Start PROVIDED DATA

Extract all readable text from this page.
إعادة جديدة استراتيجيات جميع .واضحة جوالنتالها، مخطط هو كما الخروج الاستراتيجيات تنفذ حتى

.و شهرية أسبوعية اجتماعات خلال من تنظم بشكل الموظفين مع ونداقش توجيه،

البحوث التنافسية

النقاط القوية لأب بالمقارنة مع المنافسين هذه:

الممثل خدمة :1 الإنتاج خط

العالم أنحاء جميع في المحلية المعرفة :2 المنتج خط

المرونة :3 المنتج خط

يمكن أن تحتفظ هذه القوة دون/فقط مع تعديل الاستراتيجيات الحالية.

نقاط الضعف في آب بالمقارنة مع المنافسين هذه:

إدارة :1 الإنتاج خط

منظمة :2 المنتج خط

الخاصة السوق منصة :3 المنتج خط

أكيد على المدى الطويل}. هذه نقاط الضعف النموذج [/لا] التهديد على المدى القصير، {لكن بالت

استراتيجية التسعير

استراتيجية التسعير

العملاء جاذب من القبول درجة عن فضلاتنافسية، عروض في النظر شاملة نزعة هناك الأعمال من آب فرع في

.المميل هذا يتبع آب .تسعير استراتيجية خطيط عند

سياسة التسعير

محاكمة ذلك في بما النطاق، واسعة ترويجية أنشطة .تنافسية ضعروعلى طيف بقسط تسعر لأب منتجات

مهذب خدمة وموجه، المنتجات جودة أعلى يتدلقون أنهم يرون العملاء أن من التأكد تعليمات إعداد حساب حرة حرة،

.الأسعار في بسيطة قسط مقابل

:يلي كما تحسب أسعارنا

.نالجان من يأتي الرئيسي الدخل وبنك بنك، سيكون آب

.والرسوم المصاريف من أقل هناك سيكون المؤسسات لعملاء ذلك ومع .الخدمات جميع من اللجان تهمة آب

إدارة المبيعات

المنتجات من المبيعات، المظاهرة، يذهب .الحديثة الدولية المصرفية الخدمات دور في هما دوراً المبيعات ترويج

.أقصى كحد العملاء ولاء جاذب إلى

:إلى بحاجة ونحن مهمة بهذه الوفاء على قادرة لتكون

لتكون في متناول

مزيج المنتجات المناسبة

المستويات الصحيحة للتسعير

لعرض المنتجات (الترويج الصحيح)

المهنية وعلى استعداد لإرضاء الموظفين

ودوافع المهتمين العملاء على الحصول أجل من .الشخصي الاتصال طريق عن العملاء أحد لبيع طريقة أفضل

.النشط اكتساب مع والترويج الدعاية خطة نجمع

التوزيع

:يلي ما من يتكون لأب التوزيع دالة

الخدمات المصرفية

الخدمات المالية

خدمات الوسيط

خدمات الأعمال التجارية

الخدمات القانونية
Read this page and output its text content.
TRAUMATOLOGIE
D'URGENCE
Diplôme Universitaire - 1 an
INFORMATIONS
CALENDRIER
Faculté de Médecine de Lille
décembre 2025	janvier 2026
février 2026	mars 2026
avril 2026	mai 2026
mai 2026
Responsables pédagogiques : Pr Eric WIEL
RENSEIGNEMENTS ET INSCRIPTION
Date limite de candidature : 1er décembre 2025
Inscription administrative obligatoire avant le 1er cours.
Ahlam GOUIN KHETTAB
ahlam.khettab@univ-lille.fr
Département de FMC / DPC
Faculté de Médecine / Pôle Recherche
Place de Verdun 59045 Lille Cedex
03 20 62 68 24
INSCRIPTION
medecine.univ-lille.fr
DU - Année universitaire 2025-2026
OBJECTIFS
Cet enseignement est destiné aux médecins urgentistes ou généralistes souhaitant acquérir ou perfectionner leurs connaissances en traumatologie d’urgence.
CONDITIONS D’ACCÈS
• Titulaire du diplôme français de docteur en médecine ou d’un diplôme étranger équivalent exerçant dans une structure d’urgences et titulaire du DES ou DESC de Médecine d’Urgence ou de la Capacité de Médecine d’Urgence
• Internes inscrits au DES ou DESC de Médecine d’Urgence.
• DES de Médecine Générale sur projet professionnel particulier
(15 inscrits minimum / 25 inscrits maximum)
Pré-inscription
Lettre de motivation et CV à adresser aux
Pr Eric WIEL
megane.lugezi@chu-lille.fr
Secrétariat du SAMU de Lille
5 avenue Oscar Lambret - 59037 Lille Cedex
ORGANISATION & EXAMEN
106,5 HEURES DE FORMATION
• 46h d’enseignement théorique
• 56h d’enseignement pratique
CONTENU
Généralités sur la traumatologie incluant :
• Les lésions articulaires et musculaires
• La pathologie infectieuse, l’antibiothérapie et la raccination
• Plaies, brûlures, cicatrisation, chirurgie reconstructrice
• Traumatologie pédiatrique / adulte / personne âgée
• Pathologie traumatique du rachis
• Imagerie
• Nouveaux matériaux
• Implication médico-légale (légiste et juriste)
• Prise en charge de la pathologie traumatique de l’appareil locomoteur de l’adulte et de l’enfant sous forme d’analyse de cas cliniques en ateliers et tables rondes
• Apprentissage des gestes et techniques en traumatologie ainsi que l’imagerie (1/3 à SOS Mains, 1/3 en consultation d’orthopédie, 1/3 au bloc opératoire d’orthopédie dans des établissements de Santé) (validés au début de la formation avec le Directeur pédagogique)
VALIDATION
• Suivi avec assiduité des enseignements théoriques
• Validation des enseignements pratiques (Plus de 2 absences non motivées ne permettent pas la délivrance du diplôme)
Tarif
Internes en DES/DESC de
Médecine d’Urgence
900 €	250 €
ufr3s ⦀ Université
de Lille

End PROVIDED DATA

• EXERCISE INSTRUCTIONS
State the count of lines in the data holding the word "الموظفين", adding nothing to it.

• ANSWER TO THE TASK
2